Passage to read
· · · · ·

There’s a push to protect a large parcel of provincially-owned farmland in Delta that comes with a controversial past.

The 600-acre Brunswick Point farmland is used to grow everything from peas and corn to barley and berries.

“We had roughly 70 acres of potatoes here last year and it would produce close to 2,000 tonnes of potatoes for the local market,” explained Cory Gerrard, manager at Swenson Farms.

“The Delta soil is very fertile. It holds moisture really well and we can grow very good quality potatoes,” he explained.

The Swenson family has been farming the land since the late 1800’s.

“My wife is a Swenson,” Gerrard explained. “They’re fifth generation farmers now.”

But Swenson Farms now only leases the land they owned until 1968.

“The government came along at the time and expropriated almost 4,000 acres of farmland here in west Delta for the future building of the Roberts Bank container terminal and coal port,” explained Ian Paton, the MLA for Delta South and Liberal shadow critic for Agriculture and Food

He said when the government of the day realized not all the land was needed, most of it was offered for sale back to the original farm families.

“Most of the families took up that offer, except for 600 acres here on Brunswick Point, which was never sold back to the farm families that have been here for many generations,” Paton said.

“It’s been a very sore spot for some families out here that were never able to get their properties back.”

For the third time, Paton has introduced a private members bill asking for a covenant on the land to protect it as farmland indefinitely, even if the province sells it.

· · · · ·

Resume the article on the Brunswick Point farmland in Delta, picking up directly after its last sentence about Paton's private members bill.

Collected material
· · · · ·

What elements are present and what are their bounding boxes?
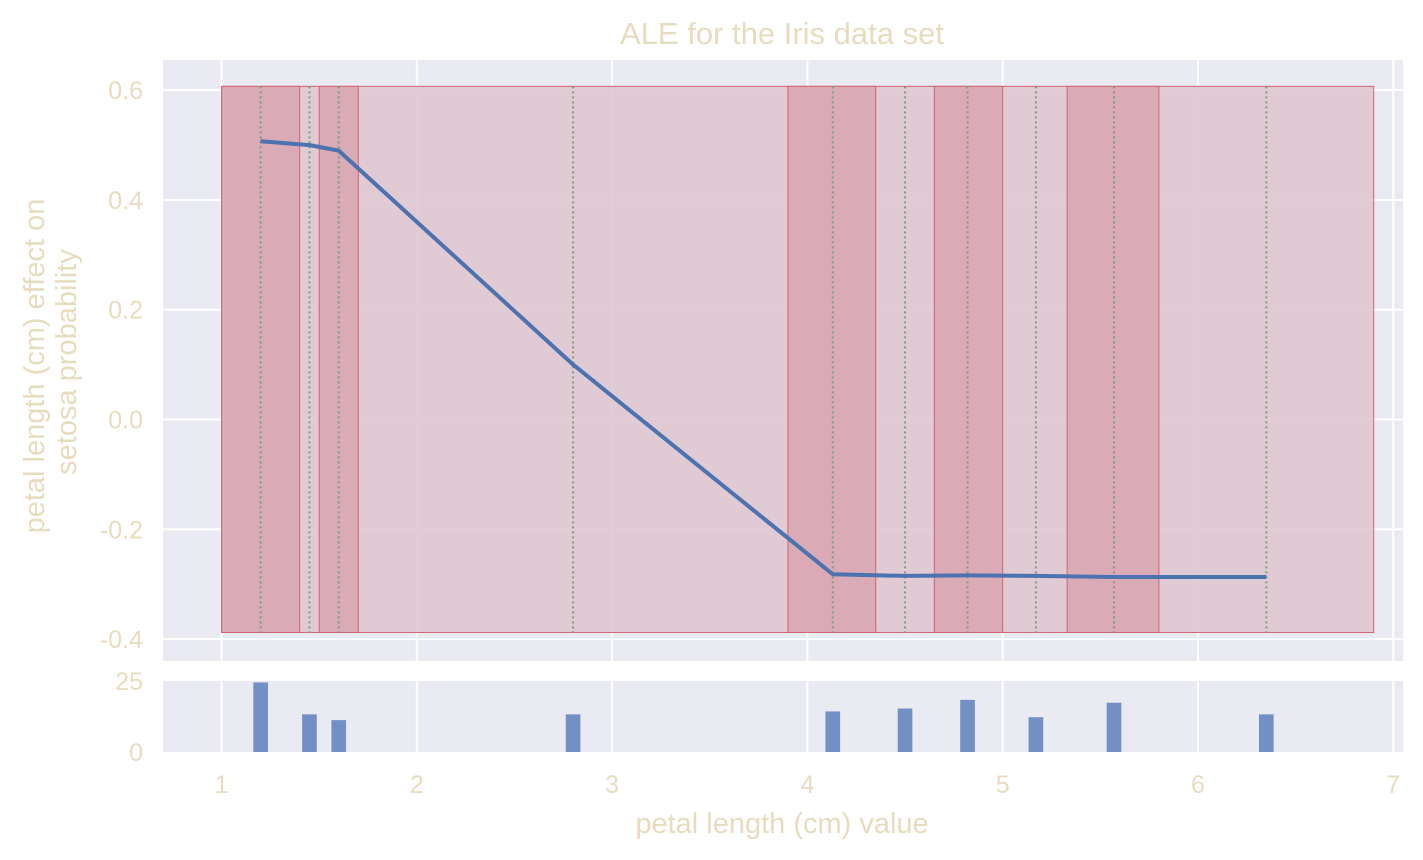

· · · · ·

Output
Paton said he wants to ensure the land “doesn’t get swallowed up by the massive industrial development” that’s nearby. He said food sovereignty is becoming increasingly important in B.C. as farmland continues to be lost.

Gerrard agrees.

“Obviously trying to keep every acre of farmland for the future is critical,” said Gerrard who said he’s seen many acres of Delta farmland paved over.

“As a young farmer, it’s tough to watch that.”

Paton said the land is not only valuable for farmers, but as a resting place for migratory birds and species at risk.

“This area here is famous all over the world for migrating water fowl coming down from Alaska and Russia that like to stop here, in this part of Delta and feed on left over grain, left over potatoes,” Paton said.

In nearby Surrey, farmers are fighting to protect 200 acres of federally-owned land they fear will be sold and developed as has the neighbouring properties.

That land, allowed farmers to once again plant the first potato crops in the country earlier this month.

They are awaiting a decision from B.C.’s Agricultural Land Commission on whether the land will be put in the land reserve. Farmers say they will then try and get a covenant placed on the property to protect it indefinitely.

Brunwick Point is already in the Agricultural Land Reserve. Farmers in Delta just want assurances it will stay there.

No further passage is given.